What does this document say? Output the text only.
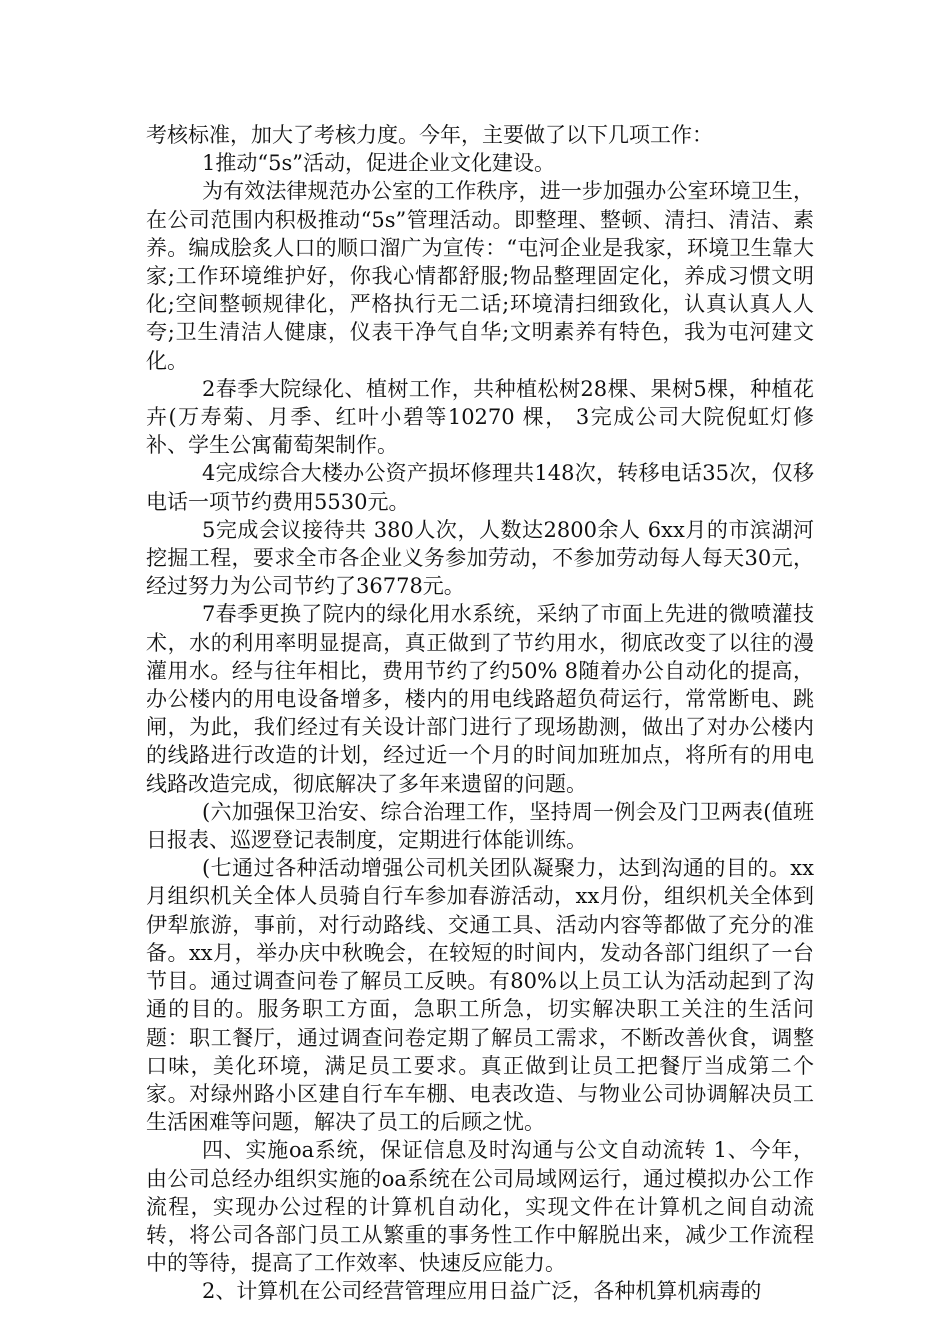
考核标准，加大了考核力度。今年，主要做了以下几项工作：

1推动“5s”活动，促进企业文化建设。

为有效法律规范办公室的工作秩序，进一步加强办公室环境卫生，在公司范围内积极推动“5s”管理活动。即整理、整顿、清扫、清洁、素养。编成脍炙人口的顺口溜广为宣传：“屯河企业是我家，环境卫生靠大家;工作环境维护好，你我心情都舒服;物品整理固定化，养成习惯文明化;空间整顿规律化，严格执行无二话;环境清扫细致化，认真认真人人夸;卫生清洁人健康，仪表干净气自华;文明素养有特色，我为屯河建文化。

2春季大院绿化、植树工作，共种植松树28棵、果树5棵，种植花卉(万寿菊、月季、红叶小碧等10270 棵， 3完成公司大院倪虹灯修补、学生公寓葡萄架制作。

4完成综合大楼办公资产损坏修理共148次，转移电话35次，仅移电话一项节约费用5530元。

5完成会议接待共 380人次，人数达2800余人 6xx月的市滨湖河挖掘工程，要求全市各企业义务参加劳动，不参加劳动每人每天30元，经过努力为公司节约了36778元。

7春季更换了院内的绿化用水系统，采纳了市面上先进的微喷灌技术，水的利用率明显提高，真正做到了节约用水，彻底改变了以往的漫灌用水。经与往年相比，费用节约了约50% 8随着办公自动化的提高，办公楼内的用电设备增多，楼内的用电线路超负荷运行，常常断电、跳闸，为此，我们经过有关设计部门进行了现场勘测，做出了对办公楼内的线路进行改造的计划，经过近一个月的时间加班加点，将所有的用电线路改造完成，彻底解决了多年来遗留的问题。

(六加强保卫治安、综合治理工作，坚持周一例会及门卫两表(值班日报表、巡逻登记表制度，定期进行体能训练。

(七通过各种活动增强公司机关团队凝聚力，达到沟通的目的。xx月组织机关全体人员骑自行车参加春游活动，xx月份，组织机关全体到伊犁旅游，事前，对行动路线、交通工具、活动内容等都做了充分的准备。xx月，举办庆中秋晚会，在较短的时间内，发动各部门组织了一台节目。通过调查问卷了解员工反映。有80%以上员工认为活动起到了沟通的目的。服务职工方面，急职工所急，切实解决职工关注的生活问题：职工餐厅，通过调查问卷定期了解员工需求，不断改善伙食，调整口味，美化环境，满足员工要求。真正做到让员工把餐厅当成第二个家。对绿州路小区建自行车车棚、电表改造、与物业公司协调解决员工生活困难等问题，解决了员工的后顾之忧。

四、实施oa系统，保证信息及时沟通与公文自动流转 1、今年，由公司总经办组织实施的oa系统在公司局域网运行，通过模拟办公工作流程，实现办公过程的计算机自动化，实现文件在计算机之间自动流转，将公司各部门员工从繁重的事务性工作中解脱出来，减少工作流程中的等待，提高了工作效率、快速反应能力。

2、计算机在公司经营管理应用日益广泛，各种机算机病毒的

● **What needs to be done**: Apart from the pictures, the entries above are to be repeated in full and exactly.

● **Finished answer**:
What does this document say? Output the text only.
考核标准，加大了考核力度。今年，主要做了以下几项工作：

1推动“5s”活动，促进企业文化建设。

为有效法律规范办公室的工作秩序，进一步加强办公室环境卫生，在公司范围内积极推动“5s”管理活动。即整理、整顿、清扫、清洁、素养。编成脍炙人口的顺口溜广为宣传：“屯河企业是我家，环境卫生靠大家;工作环境维护好，你我心情都舒服;物品整理固定化，养成习惯文明化;空间整顿规律化，严格执行无二话;环境清扫细致化，认真认真人人夸;卫生清洁人健康，仪表干净气自华;文明素养有特色，我为屯河建文化。

2春季大院绿化、植树工作，共种植松树28棵、果树5棵，种植花卉(万寿菊、月季、红叶小碧等10270 棵， 3完成公司大院倪虹灯修补、学生公寓葡萄架制作。

4完成综合大楼办公资产损坏修理共148次，转移电话35次，仅移电话一项节约费用5530元。

5完成会议接待共 380人次，人数达2800余人 6xx月的市滨湖河挖掘工程，要求全市各企业义务参加劳动，不参加劳动每人每天30元，经过努力为公司节约了36778元。

7春季更换了院内的绿化用水系统，采纳了市面上先进的微喷灌技术，水的利用率明显提高，真正做到了节约用水，彻底改变了以往的漫灌用水。经与往年相比，费用节约了约50% 8随着办公自动化的提高，办公楼内的用电设备增多，楼内的用电线路超负荷运行，常常断电、跳闸，为此，我们经过有关设计部门进行了现场勘测，做出了对办公楼内的线路进行改造的计划，经过近一个月的时间加班加点，将所有的用电线路改造完成，彻底解决了多年来遗留的问题。

(六加强保卫治安、综合治理工作，坚持周一例会及门卫两表(值班日报表、巡逻登记表制度，定期进行体能训练。

(七通过各种活动增强公司机关团队凝聚力，达到沟通的目的。xx月组织机关全体人员骑自行车参加春游活动，xx月份，组织机关全体到伊犁旅游，事前，对行动路线、交通工具、活动内容等都做了充分的准备。xx月，举办庆中秋晚会，在较短的时间内，发动各部门组织了一台节目。通过调查问卷了解员工反映。有80%以上员工认为活动起到了沟通的目的。服务职工方面，急职工所急，切实解决职工关注的生活问题：职工餐厅，通过调查问卷定期了解员工需求，不断改善伙食，调整口味，美化环境，满足员工要求。真正做到让员工把餐厅当成第二个家。对绿州路小区建自行车车棚、电表改造、与物业公司协调解决员工生活困难等问题，解决了员工的后顾之忧。

四、实施oa系统，保证信息及时沟通与公文自动流转 1、今年，由公司总经办组织实施的oa系统在公司局域网运行，通过模拟办公工作流程，实现办公过程的计算机自动化，实现文件在计算机之间自动流转，将公司各部门员工从繁重的事务性工作中解脱出来，减少工作流程中的等待，提高了工作效率、快速反应能力。

2、计算机在公司经营管理应用日益广泛，各种机算机病毒的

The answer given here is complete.